● Record extracts:
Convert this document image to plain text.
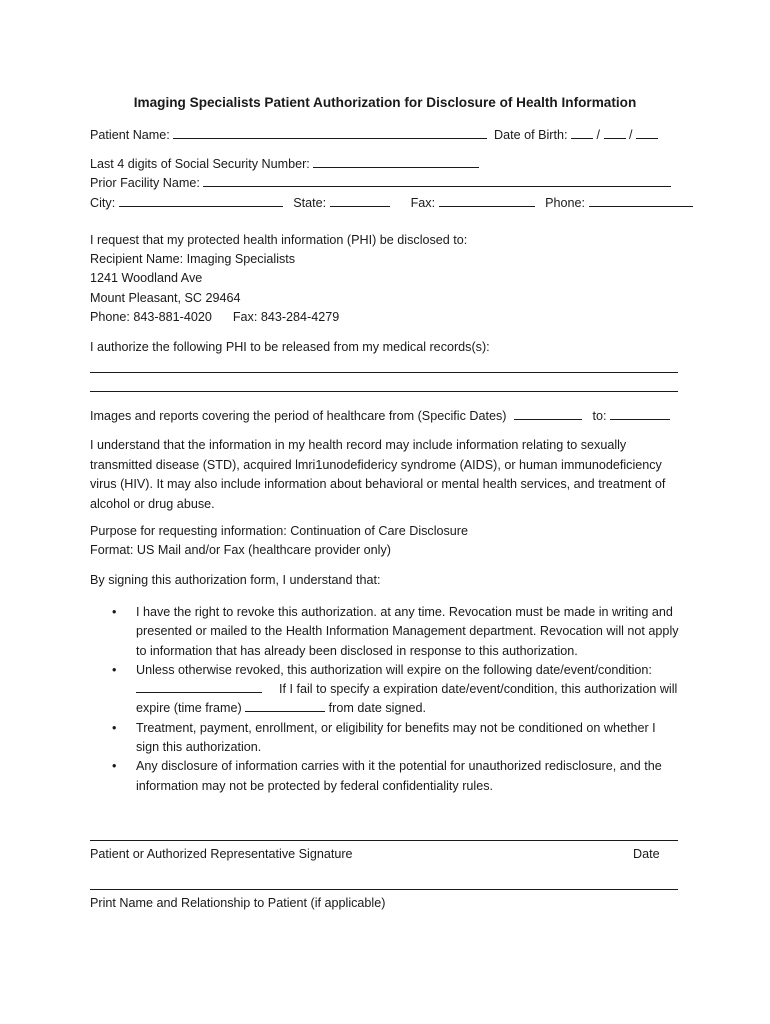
Imaging Specialists Patient Authorization for Disclosure of Health Information
Patient Name:	Date of Birth: / /
Last 4 digits of Social Security Number:
Prior Facility Name:
City:	State:	Fax:	Phone:
I request that my protected health information (PHI) be disclosed to:
Recipient Name: Imaging Specialists
1241 Woodland Ave
Mount Pleasant, SC 29464
Phone: 843-881-4020 Fax: 843-284-4279
I authorize the following PHI to be released from my medical records(s):
Images and reports covering the period of healthcare from (Specific Dates)	to:
I understand that the information in my health record may include information relating to sexually transmitted disease (STD), acquired lmri1unodefidericy syndrome (AIDS), or human immunodeficiency virus (HIV). It may also include information about behavioral or mental health services, and treatment of alcohol or drug abuse.
Purpose for requesting information: Continuation of Care Disclosure
Format: US Mail and/or Fax (healthcare provider only)
By signing this authorization form, I understand that:
• I have the right to revoke this authorization. at any time. Revocation must be made in writing and presented or mailed to the Health Information Management department. Revocation will not apply to information that has already been disclosed in response to this authorization.
• Unless otherwise revoked, this authorization will expire on the following date/event/condition:  If I fail to specify a expiration date/event/condition, this authorization will expire (time frame)	from date signed.
• Treatment, payment, enrollment, or eligibility for benefits may not be conditioned on whether I sign this authorization.
• Any disclosure of information carries with it the potential for unauthorized redisclosure, and the information may not be protected by federal confidentiality rules.
Patient or Authorized Representative Signature	Date
Print Name and Relationship to Patient (if applicable)
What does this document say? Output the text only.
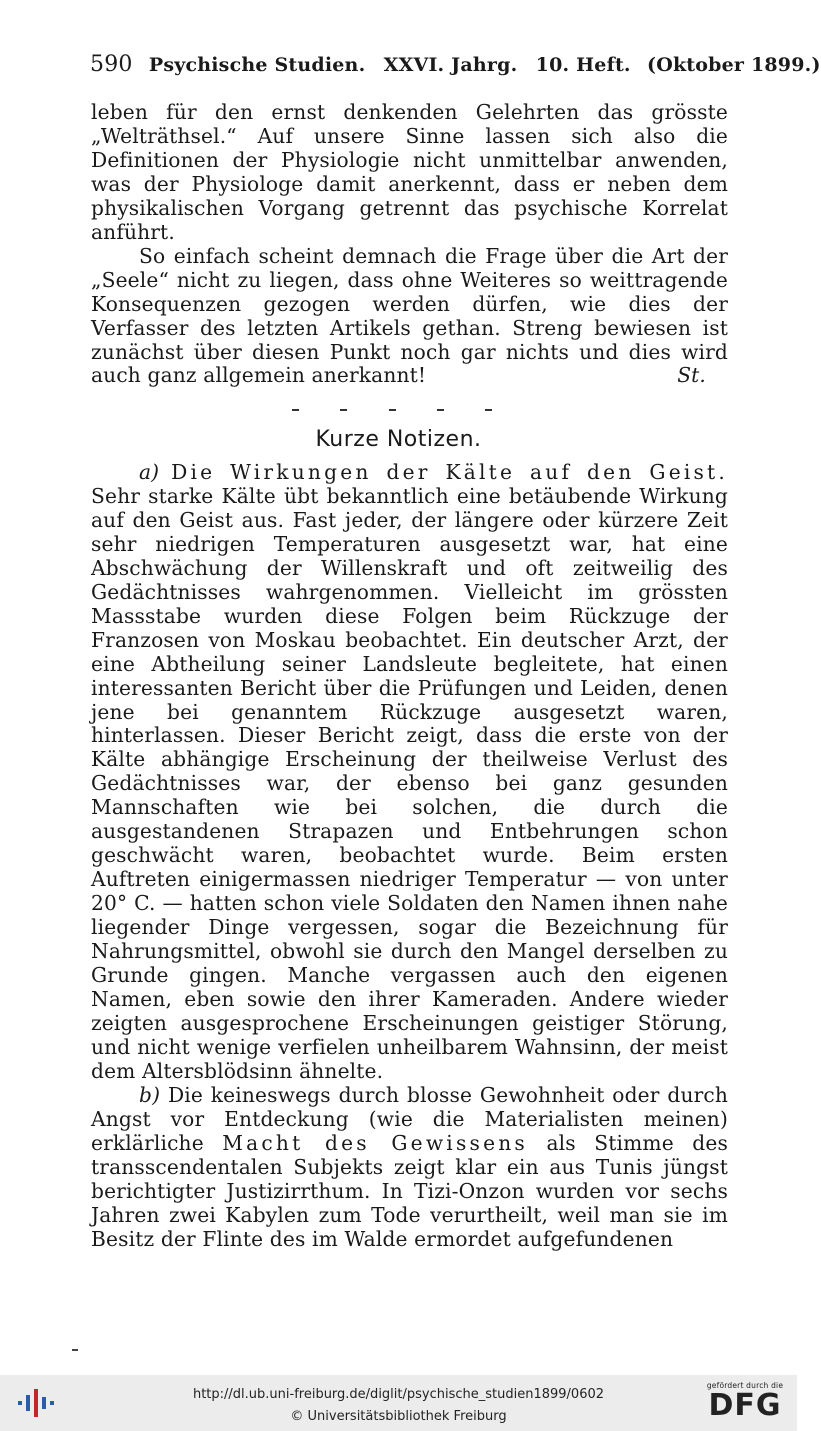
590 Psychische Studien. XXVI. Jahrg. 10. Heft. (Oktober 1899.)

leben für den ernst denkenden Gelehrten das grösste „Welträthsel.“ Auf unsere Sinne lassen sich also die Definitionen der Physiologie nicht unmittelbar anwenden, was der Physiologe damit anerkennt, dass er neben dem physikalischen Vorgang getrennt das psychische Korrelat anführt.

So einfach scheint demnach die Frage über die Art der „Seele“ nicht zu liegen, dass ohne Weiteres so weittragende Konsequenzen gezogen werden dürfen, wie dies der Verfasser des letzten Artikels gethan. Streng bewiesen ist zunächst über diesen Punkt noch gar nichts und dies wird auch ganz allgemein anerkannt!	St.

Kurze Notizen.

a) Die Wirkungen der Kälte auf den Geist. Sehr starke Kälte übt bekanntlich eine betäubende Wirkung auf den Geist aus. Fast jeder, der längere oder kürzere Zeit sehr niedrigen Temperaturen ausgesetzt war, hat eine Abschwächung der Willenskraft und oft zeitweilig des Gedächtnisses wahrgenommen. Vielleicht im grössten Massstabe wurden diese Folgen beim Rückzuge der Franzosen von Moskau beobachtet. Ein deutscher Arzt, der eine Abtheilung seiner Landsleute begleitete, hat einen interessanten Bericht über die Prüfungen und Leiden, denen jene bei genanntem Rückzuge ausgesetzt waren, hinterlassen. Dieser Bericht zeigt, dass die erste von der Kälte abhängige Erscheinung der theilweise Verlust des Gedächtnisses war, der ebenso bei ganz gesunden Mannschaften wie bei solchen, die durch die ausgestandenen Strapazen und Entbehrungen schon geschwächt waren, beobachtet wurde. Beim ersten Auftreten einigermassen niedriger Temperatur — von unter 20° C. — hatten schon viele Soldaten den Namen ihnen nahe liegender Dinge vergessen, sogar die Bezeichnung für Nahrungsmittel, obwohl sie durch den Mangel derselben zu Grunde gingen. Manche vergassen auch den eigenen Namen, eben sowie den ihrer Kameraden. Andere wieder zeigten ausgesprochene Erscheinungen geistiger Störung, und nicht wenige verfielen unheilbarem Wahnsinn, der meist dem Altersblödsinn ähnelte.

b) Die keineswegs durch blosse Gewohnheit oder durch Angst vor Entdeckung (wie die Materialisten meinen) erklärliche Macht des Gewissens als Stimme des transscendentalen Subjekts zeigt klar ein aus Tunis jüngst berichtigter Justizirrthum. In Tizi-Onzon wurden vor sechs Jahren zwei Kabylen zum Tode verurtheilt, weil man sie im Besitz der Flinte des im Walde ermordet aufgefundenen

http://dl.ub.uni-freiburg.de/diglit/psychische_studien1899/0602
© Universitätsbibliothek Freiburg
gefördert durch die
DFG
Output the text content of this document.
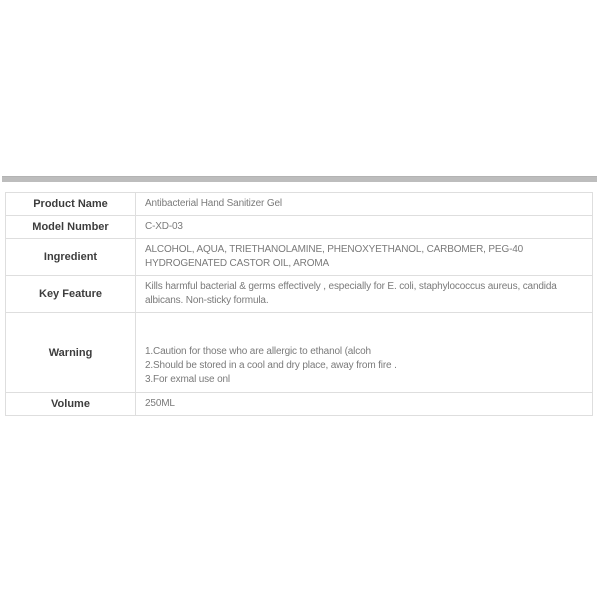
Product Name	Antibacterial Hand Sanitizer Gel

Model Number	C-XD-03

Ingredient	ALCOHOL, AQUA, TRIETHANOLAMINE, PHENOXYETHANOL, CARBOMER, PEG-40
HYDROGENATED CASTOR OIL, AROMA

Key Feature	Kills harmful bacterial & germs effectively , especially for E. coli, staphylococcus aureus, candida
albicans. Non-sticky formula.

Warning	1.Caution for those who are allergic to ethanol (alcoh
2.Should be stored in a cool and dry place, away from fire .
3.For exmal use onl

Volume	250ML
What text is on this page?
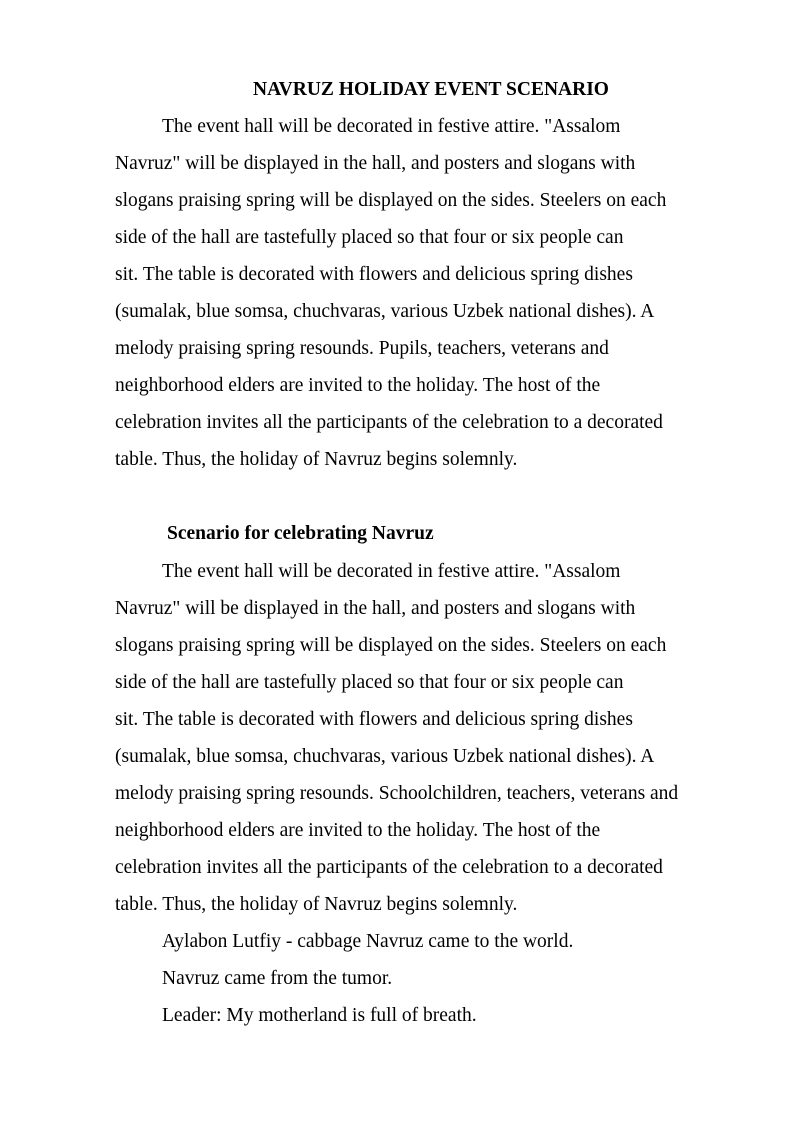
NAVRUZ HOLIDAY EVENT SCENARIO
The event hall will be decorated in festive attire. "Assalom
Navruz" will be displayed in the hall, and posters and slogans with
slogans praising spring will be displayed on the sides. Steelers on each
side of the hall are tastefully placed so that four or six people can
sit. The table is decorated with flowers and delicious spring dishes
(sumalak, blue somsa, chuchvaras, various Uzbek national dishes). A
melody praising spring resounds. Pupils, teachers, veterans and
neighborhood elders are invited to the holiday. The host of the
celebration invites all the participants of the celebration to a decorated
table. Thus, the holiday of Navruz begins solemnly.
Scenario for celebrating Navruz
The event hall will be decorated in festive attire. "Assalom
Navruz" will be displayed in the hall, and posters and slogans with
slogans praising spring will be displayed on the sides. Steelers on each
side of the hall are tastefully placed so that four or six people can
sit. The table is decorated with flowers and delicious spring dishes
(sumalak, blue somsa, chuchvaras, various Uzbek national dishes). A
melody praising spring resounds. Schoolchildren, teachers, veterans and
neighborhood elders are invited to the holiday. The host of the
celebration invites all the participants of the celebration to a decorated
table. Thus, the holiday of Navruz begins solemnly.
Aylabon Lutfiy - cabbage Navruz came to the world.
Navruz came from the tumor.
Leader: My motherland is full of breath.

● About this task:
Pictures are not part of the copy. Extract exactly the lines from the line containing "What text is on this page?" through the final line of the entries above, both included.

● Reply:
What text is on this page?
NAVRUZ HOLIDAY EVENT SCENARIO
The event hall will be decorated in festive attire. "Assalom
Navruz" will be displayed in the hall, and posters and slogans with
slogans praising spring will be displayed on the sides. Steelers on each
side of the hall are tastefully placed so that four or six people can
sit. The table is decorated with flowers and delicious spring dishes
(sumalak, blue somsa, chuchvaras, various Uzbek national dishes). A
melody praising spring resounds. Pupils, teachers, veterans and
neighborhood elders are invited to the holiday. The host of the
celebration invites all the participants of the celebration to a decorated
table. Thus, the holiday of Navruz begins solemnly.
Scenario for celebrating Navruz
The event hall will be decorated in festive attire. "Assalom
Navruz" will be displayed in the hall, and posters and slogans with
slogans praising spring will be displayed on the sides. Steelers on each
side of the hall are tastefully placed so that four or six people can
sit. The table is decorated with flowers and delicious spring dishes
(sumalak, blue somsa, chuchvaras, various Uzbek national dishes). A
melody praising spring resounds. Schoolchildren, teachers, veterans and
neighborhood elders are invited to the holiday. The host of the
celebration invites all the participants of the celebration to a decorated
table. Thus, the holiday of Navruz begins solemnly.
Aylabon Lutfiy - cabbage Navruz came to the world.
Navruz came from the tumor.
Leader: My motherland is full of breath.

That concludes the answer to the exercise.